Task: Summarize the piece below about the AgriHouse leaf sensor in two sentences.

• AgriHouse received exclusive license for patented leaf sensor technology developed by the University of Colorado
The SG-1000 Leaf Sensor is being used by researchers working in plant growth, as well as in commercial greenhouses; in addition to saving water and preventing loss of plants, the leaf sensor allows for direct measurement of plant hydration, replacing current monitoring technologies that direct watering indirectly from indicators such as soil moisture and air temperature.
In a 2008 test at a U.S. Department of Agriculture (USDA) research farm near Greeley, the company's leaf sensor demonstrated an approximate 25% water savings over conventional watering schedules. (Colorado farmers currently spend more than $100 million annually for water and energy to irrigate their crops.)
Data monitoring captured by the leaf sensor and software also measures plant responses to evaporation, temperature and humidity fluctuations, along with wind gusts, soil moisture levels and natural rainfall. The sensors work in real time, and are functional during the entire growing season for any type of crop.
"Because of its low-profile and non-intrusive features, the sensor can benefit researchers needing to better understand water flow mechanics, nutrient uptake and yield performance," says Richard Stoner, founder and president of AgriHouse. "The SG-1000 Leaf Sensor is another tool in the farmer's toolbox for controlling and lowering the cost of on the farm inputs. It is simply smart sense for water management and water & energy conservation."
The sensors work by combining magnetic resistance and radio frequency to enable on-demand watering, providing a localized alternative to current technologies of soil-based moisture monitoring and aerial infrared imaging. The technology was developed in the University of Colorado Department of Aerospace Engineering, and was the subject of a $150,000 Small Business Technology Transfer grant from the National Science Foundation (NSF) in 2008. The first patent covering the technology was granted in the 4th quarter of 2009.
"AgriHouse has been extremely efficient in converting this technology from lab demonstration to pilot production," said Ted Weverka, a licensing manager at the University of Colorado Technology Transfer Office. "They get the technology in front of the customer, get feedback and launch product without delay."
AgriHouse is currently beta-testing wireless versions of the sensor, which would enable use in home gardeners, greenhouses, farmers and other large-scale operations. Both the current version and the wireless leaf sensor interface seamlessly into precision irrigation control software developed by AgriHouse
AgriHouse is a leading edge agri-biotechnology company offering advance high performance food production systems for earth and space. AgriHouse was found in 1992 by Richard Stoner and Dr. Ken Knutson, Plant Pathologist, Colorado State University. The company has a broad portfolio of IP and patents to deliver cost effective green technologies to increase food production, conserve water and natural resources, reduce the reliance on toxic pesticides, and allow plants to regulate their own environmental needs through intelligent bio-feed systems.
In 2009 AgriHouse released its ODC™ Colloidal Chitosan for beetle kill protection. The USDA Forest Service tested ODC in 2008, on pine trees. ODC significantly increased (40%) pine resin pitch-out revealing a potential reduction (37%) in beetle eggs in pine trees. ODC was first sponsored by BioServe Space Technologies, NASA-sponsored Research Partnership Center, aboard the space shuttle. BioServe is located on the campus of the University of Colorado, Boulder, CO.

The data:

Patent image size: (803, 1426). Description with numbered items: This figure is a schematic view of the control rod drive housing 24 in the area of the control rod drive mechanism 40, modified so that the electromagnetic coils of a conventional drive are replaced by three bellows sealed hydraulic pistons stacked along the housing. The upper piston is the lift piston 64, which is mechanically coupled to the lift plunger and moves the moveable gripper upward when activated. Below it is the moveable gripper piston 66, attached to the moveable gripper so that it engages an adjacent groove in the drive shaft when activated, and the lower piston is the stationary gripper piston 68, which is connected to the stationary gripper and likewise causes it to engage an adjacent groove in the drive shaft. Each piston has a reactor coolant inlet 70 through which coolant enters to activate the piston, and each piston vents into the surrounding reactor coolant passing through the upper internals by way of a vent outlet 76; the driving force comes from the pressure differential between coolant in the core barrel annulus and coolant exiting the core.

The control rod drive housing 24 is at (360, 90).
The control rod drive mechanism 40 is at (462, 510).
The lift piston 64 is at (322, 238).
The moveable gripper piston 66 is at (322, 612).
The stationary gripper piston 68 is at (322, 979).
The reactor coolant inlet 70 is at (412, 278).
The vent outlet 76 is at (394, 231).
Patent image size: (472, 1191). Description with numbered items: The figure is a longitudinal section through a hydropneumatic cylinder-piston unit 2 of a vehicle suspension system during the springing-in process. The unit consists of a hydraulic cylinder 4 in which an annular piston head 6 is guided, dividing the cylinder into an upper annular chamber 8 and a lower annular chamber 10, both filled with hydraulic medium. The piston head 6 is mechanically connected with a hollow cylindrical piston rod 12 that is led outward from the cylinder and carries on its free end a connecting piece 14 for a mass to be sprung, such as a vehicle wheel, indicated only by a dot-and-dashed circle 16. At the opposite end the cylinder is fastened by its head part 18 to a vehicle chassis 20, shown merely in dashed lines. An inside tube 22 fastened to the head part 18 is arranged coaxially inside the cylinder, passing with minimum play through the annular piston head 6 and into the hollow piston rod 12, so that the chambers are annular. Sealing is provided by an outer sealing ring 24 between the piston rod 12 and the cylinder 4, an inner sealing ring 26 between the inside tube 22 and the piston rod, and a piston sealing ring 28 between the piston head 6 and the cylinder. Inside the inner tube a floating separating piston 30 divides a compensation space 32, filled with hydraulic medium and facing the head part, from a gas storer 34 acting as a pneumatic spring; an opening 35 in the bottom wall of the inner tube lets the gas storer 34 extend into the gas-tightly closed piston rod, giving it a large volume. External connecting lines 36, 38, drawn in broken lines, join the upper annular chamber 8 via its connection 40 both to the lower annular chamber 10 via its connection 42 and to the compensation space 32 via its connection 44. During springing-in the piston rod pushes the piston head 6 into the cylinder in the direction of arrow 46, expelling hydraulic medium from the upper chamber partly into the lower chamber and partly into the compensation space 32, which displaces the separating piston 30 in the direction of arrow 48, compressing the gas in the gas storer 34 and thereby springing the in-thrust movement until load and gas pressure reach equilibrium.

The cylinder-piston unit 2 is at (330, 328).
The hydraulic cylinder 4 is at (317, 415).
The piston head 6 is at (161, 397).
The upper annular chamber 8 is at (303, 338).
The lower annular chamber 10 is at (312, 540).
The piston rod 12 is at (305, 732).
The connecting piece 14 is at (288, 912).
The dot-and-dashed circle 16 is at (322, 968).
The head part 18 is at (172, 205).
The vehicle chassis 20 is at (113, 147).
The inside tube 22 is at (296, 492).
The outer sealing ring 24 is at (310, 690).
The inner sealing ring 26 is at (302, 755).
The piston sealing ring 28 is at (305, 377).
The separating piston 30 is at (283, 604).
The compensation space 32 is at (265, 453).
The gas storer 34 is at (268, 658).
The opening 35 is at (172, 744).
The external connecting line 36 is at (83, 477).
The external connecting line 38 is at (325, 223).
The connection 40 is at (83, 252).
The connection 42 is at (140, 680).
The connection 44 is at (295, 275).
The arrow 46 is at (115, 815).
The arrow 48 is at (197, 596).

Exercise answer: AgriHouse holds an exclusive license for the SG-1000 Leaf Sensor, a patented technology from the University of Colorado that measures plant hydration directly and gave about 25% water savings in a 2008 test at a USDA research farm near Greeley. The company is beta-testing wireless versions of the sensor, and in 2009 it also released its ODC Colloidal Chitosan for beetle kill protection.